• Task statement:
Work through the data line by line, gathering every line that has the word "groups".

<<<<

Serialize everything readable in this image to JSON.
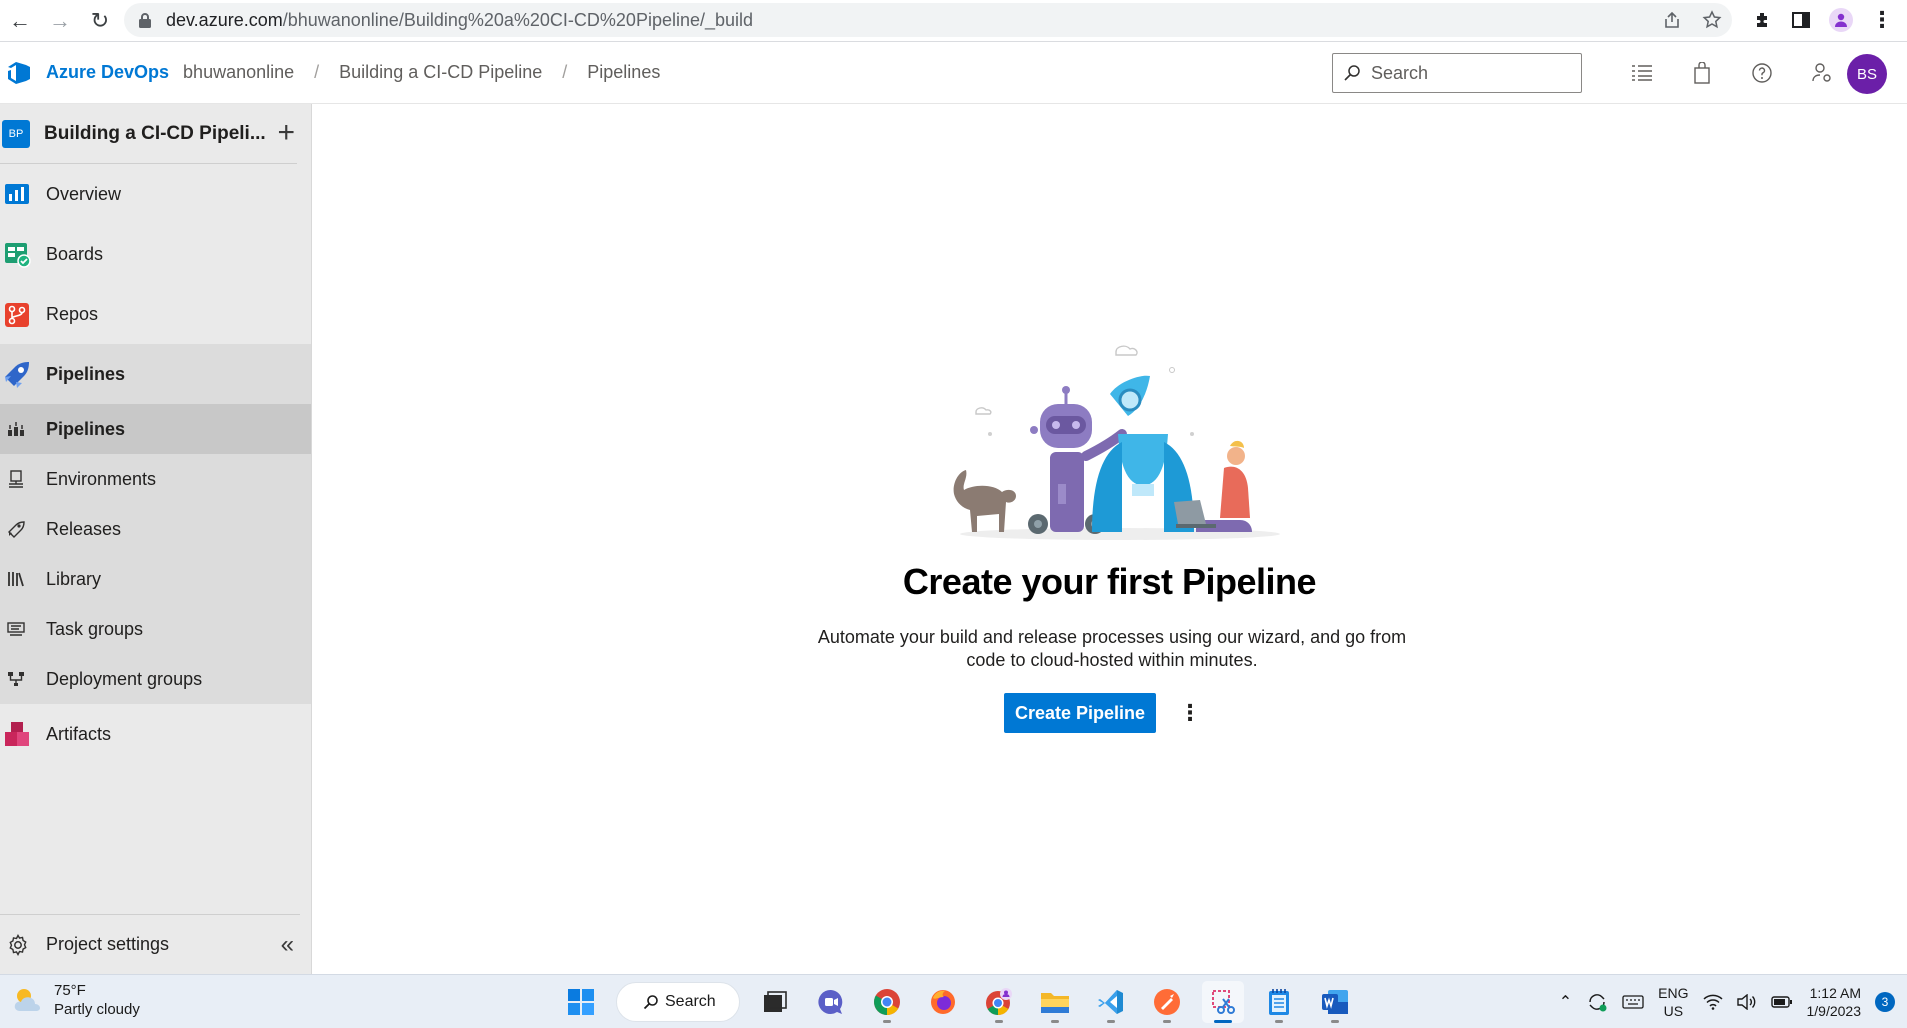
{
  "browser": {
    "url_host": "dev.azure.com",
    "url_path": "/bhuwanonline/Building%20a%20CI-CD%20Pipeline/_build"
  },
  "header": {
    "brand": "Azure DevOps",
    "breadcrumbs": [
      "bhuwanonline",
      "Building a CI-CD Pipeline",
      "Pipelines"
    ],
    "separator": "/",
    "search_placeholder": "Search",
    "avatar_initials": "BS"
  },
  "sidebar": {
    "project_badge": "BP",
    "project_name": "Building a CI-CD Pipeli...",
    "add_label": "+",
    "items": [
      {
        "label": "Overview",
        "icon": "overview-icon"
      },
      {
        "label": "Boards",
        "icon": "boards-icon"
      },
      {
        "label": "Repos",
        "icon": "repos-icon"
      },
      {
        "label": "Pipelines",
        "icon": "pipelines-icon"
      },
      {
        "label": "Artifacts",
        "icon": "artifacts-icon"
      }
    ],
    "pipeline_subitems": [
      {
        "label": "Pipelines",
        "icon": "pipelines-list-icon"
      },
      {
        "label": "Environments",
        "icon": "environments-icon"
      },
      {
        "label": "Releases",
        "icon": "releases-icon"
      },
      {
        "label": "Library",
        "icon": "library-icon"
      },
      {
        "label": "Task groups",
        "icon": "task-groups-icon"
      },
      {
        "label": "Deployment groups",
        "icon": "deployment-groups-icon"
      }
    ],
    "settings_label": "Project settings",
    "collapse_label": "«"
  },
  "main": {
    "title": "Create your first Pipeline",
    "description": "Automate your build and release processes using our wizard, and go from code to cloud-hosted within minutes.",
    "create_button": "Create Pipeline",
    "more_label": "⋮"
  },
  "taskbar": {
    "temperature": "75°F",
    "weather": "Partly cloudy",
    "search_label": "Search",
    "lang_top": "ENG",
    "lang_bottom": "US",
    "time": "1:12 AM",
    "date": "1/9/2023",
    "notification_count": "3"
  },
  "colors": {
    "accent": "#0078d4",
    "avatar": "#6b1fa8",
    "sidebar_bg": "#eaeaea",
    "sidebar_selected": "#c8c8c8"
  }
}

>>>>

• Exercise result:
        "label": "Task groups",
        "icon": "task-groups-icon"
        "label": "Deployment groups",
        "icon": "deployment-groups-icon"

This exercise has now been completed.